#### Exercise goal
Find every line in the records that holds the string "cheese". Copy each one.

#### Supplied material
↓↓↓
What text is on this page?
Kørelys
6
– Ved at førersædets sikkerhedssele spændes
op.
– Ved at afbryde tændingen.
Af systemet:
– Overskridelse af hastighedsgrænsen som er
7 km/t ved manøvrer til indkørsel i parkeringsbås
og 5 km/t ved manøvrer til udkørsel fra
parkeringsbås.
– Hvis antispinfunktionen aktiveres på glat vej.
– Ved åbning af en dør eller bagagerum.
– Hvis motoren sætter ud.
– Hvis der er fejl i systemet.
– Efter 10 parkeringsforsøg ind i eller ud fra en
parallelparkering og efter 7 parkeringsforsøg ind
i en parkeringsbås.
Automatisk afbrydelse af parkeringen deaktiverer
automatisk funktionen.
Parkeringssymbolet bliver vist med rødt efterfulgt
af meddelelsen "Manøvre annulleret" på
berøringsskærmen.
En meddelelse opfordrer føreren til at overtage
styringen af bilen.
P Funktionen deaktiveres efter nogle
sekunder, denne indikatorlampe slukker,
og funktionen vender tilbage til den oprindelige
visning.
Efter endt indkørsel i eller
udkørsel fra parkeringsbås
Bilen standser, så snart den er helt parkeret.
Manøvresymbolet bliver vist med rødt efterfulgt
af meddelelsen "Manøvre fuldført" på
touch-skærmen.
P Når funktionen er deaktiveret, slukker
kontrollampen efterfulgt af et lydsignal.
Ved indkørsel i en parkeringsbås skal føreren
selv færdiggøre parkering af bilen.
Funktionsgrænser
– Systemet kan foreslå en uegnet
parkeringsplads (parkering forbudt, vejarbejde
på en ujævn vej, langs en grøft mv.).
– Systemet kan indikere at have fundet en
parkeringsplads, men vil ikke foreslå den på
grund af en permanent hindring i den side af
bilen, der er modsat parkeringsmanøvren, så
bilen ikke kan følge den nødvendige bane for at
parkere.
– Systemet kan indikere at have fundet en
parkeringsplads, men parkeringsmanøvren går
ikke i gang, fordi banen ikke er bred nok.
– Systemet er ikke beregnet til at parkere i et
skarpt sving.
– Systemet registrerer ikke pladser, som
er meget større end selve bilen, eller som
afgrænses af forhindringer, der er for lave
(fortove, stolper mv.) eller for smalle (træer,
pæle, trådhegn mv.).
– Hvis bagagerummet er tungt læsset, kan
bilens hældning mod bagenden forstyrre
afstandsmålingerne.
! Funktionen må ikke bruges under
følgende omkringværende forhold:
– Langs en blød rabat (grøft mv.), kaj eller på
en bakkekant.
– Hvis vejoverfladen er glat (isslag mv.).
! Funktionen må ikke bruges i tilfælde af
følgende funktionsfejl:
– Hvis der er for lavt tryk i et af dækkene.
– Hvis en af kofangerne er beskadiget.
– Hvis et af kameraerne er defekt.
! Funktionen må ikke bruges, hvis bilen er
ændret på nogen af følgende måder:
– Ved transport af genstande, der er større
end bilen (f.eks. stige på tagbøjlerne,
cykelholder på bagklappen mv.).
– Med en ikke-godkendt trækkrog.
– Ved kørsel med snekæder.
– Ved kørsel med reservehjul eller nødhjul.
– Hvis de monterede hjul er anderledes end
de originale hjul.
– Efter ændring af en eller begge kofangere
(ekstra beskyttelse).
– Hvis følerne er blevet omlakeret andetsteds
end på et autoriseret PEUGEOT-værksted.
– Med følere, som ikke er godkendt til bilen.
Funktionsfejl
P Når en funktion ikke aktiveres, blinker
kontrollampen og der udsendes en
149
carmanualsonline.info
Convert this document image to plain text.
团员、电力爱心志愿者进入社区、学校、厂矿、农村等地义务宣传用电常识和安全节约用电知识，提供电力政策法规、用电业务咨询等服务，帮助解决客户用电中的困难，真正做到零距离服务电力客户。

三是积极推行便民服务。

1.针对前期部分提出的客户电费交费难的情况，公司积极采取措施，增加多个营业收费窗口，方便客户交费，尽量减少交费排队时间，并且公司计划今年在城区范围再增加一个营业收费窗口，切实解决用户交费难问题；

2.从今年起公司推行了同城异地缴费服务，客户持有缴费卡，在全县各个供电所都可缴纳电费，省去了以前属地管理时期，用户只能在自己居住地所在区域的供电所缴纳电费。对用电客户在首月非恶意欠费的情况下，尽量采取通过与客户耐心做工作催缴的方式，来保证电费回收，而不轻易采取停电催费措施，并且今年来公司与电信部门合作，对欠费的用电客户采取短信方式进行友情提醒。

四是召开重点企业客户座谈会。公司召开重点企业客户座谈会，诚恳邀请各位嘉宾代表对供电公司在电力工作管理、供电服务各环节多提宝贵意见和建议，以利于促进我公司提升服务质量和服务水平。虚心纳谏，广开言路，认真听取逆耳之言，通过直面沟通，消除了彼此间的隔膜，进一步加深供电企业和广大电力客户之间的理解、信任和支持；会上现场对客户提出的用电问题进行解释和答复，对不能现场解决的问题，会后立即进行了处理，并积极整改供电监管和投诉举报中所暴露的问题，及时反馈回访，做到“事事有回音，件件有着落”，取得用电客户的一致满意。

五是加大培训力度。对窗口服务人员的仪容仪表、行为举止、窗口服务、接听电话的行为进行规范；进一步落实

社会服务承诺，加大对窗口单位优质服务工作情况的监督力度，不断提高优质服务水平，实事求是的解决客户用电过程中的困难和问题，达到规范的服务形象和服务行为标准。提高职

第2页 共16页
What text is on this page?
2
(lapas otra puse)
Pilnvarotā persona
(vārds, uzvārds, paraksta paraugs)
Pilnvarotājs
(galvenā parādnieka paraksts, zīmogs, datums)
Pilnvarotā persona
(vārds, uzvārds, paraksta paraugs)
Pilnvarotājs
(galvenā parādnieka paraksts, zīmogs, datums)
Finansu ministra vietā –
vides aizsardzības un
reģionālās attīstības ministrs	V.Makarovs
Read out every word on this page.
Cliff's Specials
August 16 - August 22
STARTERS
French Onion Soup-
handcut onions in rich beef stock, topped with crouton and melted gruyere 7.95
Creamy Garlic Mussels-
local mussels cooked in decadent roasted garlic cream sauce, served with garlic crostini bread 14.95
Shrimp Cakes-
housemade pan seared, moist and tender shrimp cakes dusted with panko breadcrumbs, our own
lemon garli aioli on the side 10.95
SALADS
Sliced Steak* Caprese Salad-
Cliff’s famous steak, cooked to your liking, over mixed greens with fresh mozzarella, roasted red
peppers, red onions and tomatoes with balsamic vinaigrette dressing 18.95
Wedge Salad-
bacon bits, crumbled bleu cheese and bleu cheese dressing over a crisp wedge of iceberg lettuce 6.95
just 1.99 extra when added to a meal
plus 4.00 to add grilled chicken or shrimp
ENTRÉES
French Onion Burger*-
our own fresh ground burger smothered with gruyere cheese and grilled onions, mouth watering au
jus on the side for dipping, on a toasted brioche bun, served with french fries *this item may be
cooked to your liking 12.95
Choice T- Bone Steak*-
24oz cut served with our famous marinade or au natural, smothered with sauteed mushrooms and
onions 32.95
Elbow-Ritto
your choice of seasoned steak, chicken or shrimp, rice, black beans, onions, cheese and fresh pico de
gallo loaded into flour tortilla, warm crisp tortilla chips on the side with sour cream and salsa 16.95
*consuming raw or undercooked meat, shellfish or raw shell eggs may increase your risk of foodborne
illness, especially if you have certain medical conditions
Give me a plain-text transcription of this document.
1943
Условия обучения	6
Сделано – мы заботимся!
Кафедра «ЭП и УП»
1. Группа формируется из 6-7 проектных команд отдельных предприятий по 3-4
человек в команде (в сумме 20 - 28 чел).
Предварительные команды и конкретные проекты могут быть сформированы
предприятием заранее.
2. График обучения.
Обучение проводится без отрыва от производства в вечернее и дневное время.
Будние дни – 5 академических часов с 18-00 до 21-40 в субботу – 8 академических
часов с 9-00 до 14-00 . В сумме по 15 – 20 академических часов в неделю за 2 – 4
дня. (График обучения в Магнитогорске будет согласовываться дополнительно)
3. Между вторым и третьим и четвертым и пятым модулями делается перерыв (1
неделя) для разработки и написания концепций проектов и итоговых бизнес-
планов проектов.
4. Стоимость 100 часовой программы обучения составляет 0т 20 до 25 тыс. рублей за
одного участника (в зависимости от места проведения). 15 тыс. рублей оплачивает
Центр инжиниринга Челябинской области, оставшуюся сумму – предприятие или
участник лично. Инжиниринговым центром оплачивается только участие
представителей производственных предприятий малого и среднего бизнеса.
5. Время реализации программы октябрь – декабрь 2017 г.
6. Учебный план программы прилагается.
↑↑↑
#### Task output
bacon bits, crumbled bleu cheese and bleu cheese dressing over a crisp wedge of iceberg lettuce 6.95
our own fresh ground burger smothered with gruyere cheese and grilled onions, mouth watering au
your choice of seasoned steak, chicken or shrimp, rice, black beans, onions, cheese and fresh pico de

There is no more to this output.